#### CHALLENGE
An exact copy of every record is needed.
[start ENTRIES SUPPLIED]
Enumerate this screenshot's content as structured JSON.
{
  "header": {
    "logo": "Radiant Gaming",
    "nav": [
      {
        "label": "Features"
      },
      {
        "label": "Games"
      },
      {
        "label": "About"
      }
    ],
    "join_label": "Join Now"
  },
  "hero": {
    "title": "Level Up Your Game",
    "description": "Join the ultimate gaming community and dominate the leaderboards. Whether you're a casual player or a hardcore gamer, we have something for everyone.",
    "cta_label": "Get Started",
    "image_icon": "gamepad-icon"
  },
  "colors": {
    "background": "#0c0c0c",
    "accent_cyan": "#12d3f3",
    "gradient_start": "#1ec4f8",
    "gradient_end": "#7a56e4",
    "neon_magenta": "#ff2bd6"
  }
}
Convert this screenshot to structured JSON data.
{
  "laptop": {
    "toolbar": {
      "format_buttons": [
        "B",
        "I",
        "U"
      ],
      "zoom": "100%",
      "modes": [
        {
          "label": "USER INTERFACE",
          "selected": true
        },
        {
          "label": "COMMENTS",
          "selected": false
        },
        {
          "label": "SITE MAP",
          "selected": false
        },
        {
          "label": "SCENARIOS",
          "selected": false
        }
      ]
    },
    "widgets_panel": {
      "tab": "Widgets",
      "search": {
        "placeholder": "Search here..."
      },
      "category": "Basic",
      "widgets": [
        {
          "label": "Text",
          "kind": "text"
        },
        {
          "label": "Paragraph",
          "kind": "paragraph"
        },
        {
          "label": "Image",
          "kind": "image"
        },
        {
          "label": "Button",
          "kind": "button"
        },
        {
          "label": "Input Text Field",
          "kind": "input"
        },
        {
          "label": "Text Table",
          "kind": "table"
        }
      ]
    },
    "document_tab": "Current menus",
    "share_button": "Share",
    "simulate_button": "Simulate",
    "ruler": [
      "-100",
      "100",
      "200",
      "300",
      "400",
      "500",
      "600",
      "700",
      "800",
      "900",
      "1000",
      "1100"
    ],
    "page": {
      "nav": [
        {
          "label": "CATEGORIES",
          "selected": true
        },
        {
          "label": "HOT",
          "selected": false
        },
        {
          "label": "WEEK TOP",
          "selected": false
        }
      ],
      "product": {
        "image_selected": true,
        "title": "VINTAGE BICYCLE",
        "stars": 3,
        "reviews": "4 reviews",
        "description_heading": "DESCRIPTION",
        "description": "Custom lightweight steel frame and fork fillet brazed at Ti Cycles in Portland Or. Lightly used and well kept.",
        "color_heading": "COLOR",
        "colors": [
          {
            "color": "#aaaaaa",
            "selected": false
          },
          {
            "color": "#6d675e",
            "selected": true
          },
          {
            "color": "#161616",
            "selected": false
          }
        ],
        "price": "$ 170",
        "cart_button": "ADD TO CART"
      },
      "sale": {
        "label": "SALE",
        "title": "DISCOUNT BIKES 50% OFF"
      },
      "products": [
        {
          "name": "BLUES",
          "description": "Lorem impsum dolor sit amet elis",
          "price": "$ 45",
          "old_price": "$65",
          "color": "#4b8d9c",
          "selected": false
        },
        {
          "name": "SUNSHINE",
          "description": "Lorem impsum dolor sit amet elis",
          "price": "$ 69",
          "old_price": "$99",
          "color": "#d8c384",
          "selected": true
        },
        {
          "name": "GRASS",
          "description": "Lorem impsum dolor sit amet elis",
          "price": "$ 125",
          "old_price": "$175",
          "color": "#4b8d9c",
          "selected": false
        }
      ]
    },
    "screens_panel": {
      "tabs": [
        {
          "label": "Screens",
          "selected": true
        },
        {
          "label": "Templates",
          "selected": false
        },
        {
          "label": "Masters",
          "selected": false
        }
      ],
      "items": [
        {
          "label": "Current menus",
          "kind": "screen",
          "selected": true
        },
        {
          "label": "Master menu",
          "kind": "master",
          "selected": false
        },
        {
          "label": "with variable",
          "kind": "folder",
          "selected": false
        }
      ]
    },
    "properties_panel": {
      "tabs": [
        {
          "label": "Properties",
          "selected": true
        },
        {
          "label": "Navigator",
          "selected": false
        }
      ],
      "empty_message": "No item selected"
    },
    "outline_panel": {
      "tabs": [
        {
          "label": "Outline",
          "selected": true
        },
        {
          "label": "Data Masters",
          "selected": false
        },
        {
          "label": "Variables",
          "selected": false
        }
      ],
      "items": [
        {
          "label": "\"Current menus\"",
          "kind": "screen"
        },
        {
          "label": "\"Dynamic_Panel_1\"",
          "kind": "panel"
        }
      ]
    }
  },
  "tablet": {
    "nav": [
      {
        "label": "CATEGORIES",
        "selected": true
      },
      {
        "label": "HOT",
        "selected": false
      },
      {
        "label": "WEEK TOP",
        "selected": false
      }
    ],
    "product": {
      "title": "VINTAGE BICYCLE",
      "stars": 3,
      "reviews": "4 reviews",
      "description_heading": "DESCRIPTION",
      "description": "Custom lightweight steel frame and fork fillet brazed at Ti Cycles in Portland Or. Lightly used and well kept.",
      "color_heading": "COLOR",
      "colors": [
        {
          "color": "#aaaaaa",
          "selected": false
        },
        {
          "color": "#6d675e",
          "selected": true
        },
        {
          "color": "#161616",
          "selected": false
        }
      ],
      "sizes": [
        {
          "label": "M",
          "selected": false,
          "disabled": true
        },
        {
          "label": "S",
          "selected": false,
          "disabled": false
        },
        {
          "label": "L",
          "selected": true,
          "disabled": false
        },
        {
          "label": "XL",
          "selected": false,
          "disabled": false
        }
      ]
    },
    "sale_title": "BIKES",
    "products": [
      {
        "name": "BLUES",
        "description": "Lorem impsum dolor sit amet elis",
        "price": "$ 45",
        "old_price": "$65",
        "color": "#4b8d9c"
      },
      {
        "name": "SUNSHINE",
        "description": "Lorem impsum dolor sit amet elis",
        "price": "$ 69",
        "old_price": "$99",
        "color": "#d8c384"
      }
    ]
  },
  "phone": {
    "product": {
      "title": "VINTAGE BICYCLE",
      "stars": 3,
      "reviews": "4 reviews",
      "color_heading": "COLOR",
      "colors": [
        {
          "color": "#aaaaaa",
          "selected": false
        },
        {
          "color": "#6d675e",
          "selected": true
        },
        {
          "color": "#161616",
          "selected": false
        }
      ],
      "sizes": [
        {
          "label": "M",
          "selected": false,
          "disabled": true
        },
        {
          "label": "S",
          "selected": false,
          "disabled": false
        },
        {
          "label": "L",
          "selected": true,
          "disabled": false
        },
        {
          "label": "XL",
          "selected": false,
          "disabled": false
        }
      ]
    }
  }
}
[end ENTRIES SUPPLIED]
#### TASK SOLUTION
Enumerate this screenshot's content as structured JSON.
{
  "header": {
    "logo": "Radiant Gaming",
    "nav": [
      {
        "label": "Features"
      },
      {
        "label": "Games"
      },
      {
        "label": "About"
      }
    ],
    "join_label": "Join Now"
  },
  "hero": {
    "title": "Level Up Your Game",
    "description": "Join the ultimate gaming community and dominate the leaderboards. Whether you're a casual player or a hardcore gamer, we have something for everyone.",
    "cta_label": "Get Started",
    "image_icon": "gamepad-icon"
  },
  "colors": {
    "background": "#0c0c0c",
    "accent_cyan": "#12d3f3",
    "gradient_start": "#1ec4f8",
    "gradient_end": "#7a56e4",
    "neon_magenta": "#ff2bd6"
  }
}
Convert this screenshot to structured JSON data.
{
  "laptop": {
    "toolbar": {
      "format_buttons": [
        "B",
        "I",
        "U"
      ],
      "zoom": "100%",
      "modes": [
        {
          "label": "USER INTERFACE",
          "selected": true
        },
        {
          "label": "COMMENTS",
          "selected": false
        },
        {
          "label": "SITE MAP",
          "selected": false
        },
        {
          "label": "SCENARIOS",
          "selected": false
        }
      ]
    },
    "widgets_panel": {
      "tab": "Widgets",
      "search": {
        "placeholder": "Search here..."
      },
      "category": "Basic",
      "widgets": [
        {
          "label": "Text",
          "kind": "text"
        },
        {
          "label": "Paragraph",
          "kind": "paragraph"
        },
        {
          "label": "Image",
          "kind": "image"
        },
        {
          "label": "Button",
          "kind": "button"
        },
        {
          "label": "Input Text Field",
          "kind": "input"
        },
        {
          "label": "Text Table",
          "kind": "table"
        }
      ]
    },
    "document_tab": "Current menus",
    "share_button": "Share",
    "simulate_button": "Simulate",
    "ruler": [
      "-100",
      "100",
      "200",
      "300",
      "400",
      "500",
      "600",
      "700",
      "800",
      "900",
      "1000",
      "1100"
    ],
    "page": {
      "nav": [
        {
          "label": "CATEGORIES",
          "selected": true
        },
        {
          "label": "HOT",
          "selected": false
        },
        {
          "label": "WEEK TOP",
          "selected": false
        }
      ],
      "product": {
        "image_selected": true,
        "title": "VINTAGE BICYCLE",
        "stars": 3,
        "reviews": "4 reviews",
        "description_heading": "DESCRIPTION",
        "description": "Custom lightweight steel frame and fork fillet brazed at Ti Cycles in Portland Or. Lightly used and well kept.",
        "color_heading": "COLOR",
        "colors": [
          {
            "color": "#aaaaaa",
            "selected": false
          },
          {
            "color": "#6d675e",
            "selected": true
          },
          {
            "color": "#161616",
            "selected": false
          }
        ],
        "price": "$ 170",
        "cart_button": "ADD TO CART"
      },
      "sale": {
        "label": "SALE",
        "title": "DISCOUNT BIKES 50% OFF"
      },
      "products": [
        {
          "name": "BLUES",
          "description": "Lorem impsum dolor sit amet elis",
          "price": "$ 45",
          "old_price": "$65",
          "color": "#4b8d9c",
          "selected": false
        },
        {
          "name": "SUNSHINE",
          "description": "Lorem impsum dolor sit amet elis",
          "price": "$ 69",
          "old_price": "$99",
          "color": "#d8c384",
          "selected": true
        },
        {
          "name": "GRASS",
          "description": "Lorem impsum dolor sit amet elis",
          "price": "$ 125",
          "old_price": "$175",
          "color": "#4b8d9c",
          "selected": false
        }
      ]
    },
    "screens_panel": {
      "tabs": [
        {
          "label": "Screens",
          "selected": true
        },
        {
          "label": "Templates",
          "selected": false
        },
        {
          "label": "Masters",
          "selected": false
        }
      ],
      "items": [
        {
          "label": "Current menus",
          "kind": "screen",
          "selected": true
        },
        {
          "label": "Master menu",
          "kind": "master",
          "selected": false
        },
        {
          "label": "with variable",
          "kind": "folder",
          "selected": false
        }
      ]
    },
    "properties_panel": {
      "tabs": [
        {
          "label": "Properties",
          "selected": true
        },
        {
          "label": "Navigator",
          "selected": false
        }
      ],
      "empty_message": "No item selected"
    },
    "outline_panel": {
      "tabs": [
        {
          "label": "Outline",
          "selected": true
        },
        {
          "label": "Data Masters",
          "selected": false
        },
        {
          "label": "Variables",
          "selected": false
        }
      ],
      "items": [
        {
          "label": "\"Current menus\"",
          "kind": "screen"
        },
        {
          "label": "\"Dynamic_Panel_1\"",
          "kind": "panel"
        }
      ]
    }
  },
  "tablet": {
    "nav": [
      {
        "label": "CATEGORIES",
        "selected": true
      },
      {
        "label": "HOT",
        "selected": false
      },
      {
        "label": "WEEK TOP",
        "selected": false
      }
    ],
    "product": {
      "title": "VINTAGE BICYCLE",
      "stars": 3,
      "reviews": "4 reviews",
      "description_heading": "DESCRIPTION",
      "description": "Custom lightweight steel frame and fork fillet brazed at Ti Cycles in Portland Or. Lightly used and well kept.",
      "color_heading": "COLOR",
      "colors": [
        {
          "color": "#aaaaaa",
          "selected": false
        },
        {
          "color": "#6d675e",
          "selected": true
        },
        {
          "color": "#161616",
          "selected": false
        }
      ],
      "sizes": [
        {
          "label": "M",
          "selected": false,
          "disabled": true
        },
        {
          "label": "S",
          "selected": false,
          "disabled": false
        },
        {
          "label": "L",
          "selected": true,
          "disabled": false
        },
        {
          "label": "XL",
          "selected": false,
          "disabled": false
        }
      ]
    },
    "sale_title": "BIKES",
    "products": [
      {
        "name": "BLUES",
        "description": "Lorem impsum dolor sit amet elis",
        "price": "$ 45",
        "old_price": "$65",
        "color": "#4b8d9c"
      },
      {
        "name": "SUNSHINE",
        "description": "Lorem impsum dolor sit amet elis",
        "price": "$ 69",
        "old_price": "$99",
        "color": "#d8c384"
      }
    ]
  },
  "phone": {
    "product": {
      "title": "VINTAGE BICYCLE",
      "stars": 3,
      "reviews": "4 reviews",
      "color_heading": "COLOR",
      "colors": [
        {
          "color": "#aaaaaa",
          "selected": false
        },
        {
          "color": "#6d675e",
          "selected": true
        },
        {
          "color": "#161616",
          "selected": false
        }
      ],
      "sizes": [
        {
          "label": "M",
          "selected": false,
          "disabled": true
        },
        {
          "label": "S",
          "selected": false,
          "disabled": false
        },
        {
          "label": "L",
          "selected": true,
          "disabled": false
        },
        {
          "label": "XL",
          "selected": false,
          "disabled": false
        }
      ]
    }
  }
}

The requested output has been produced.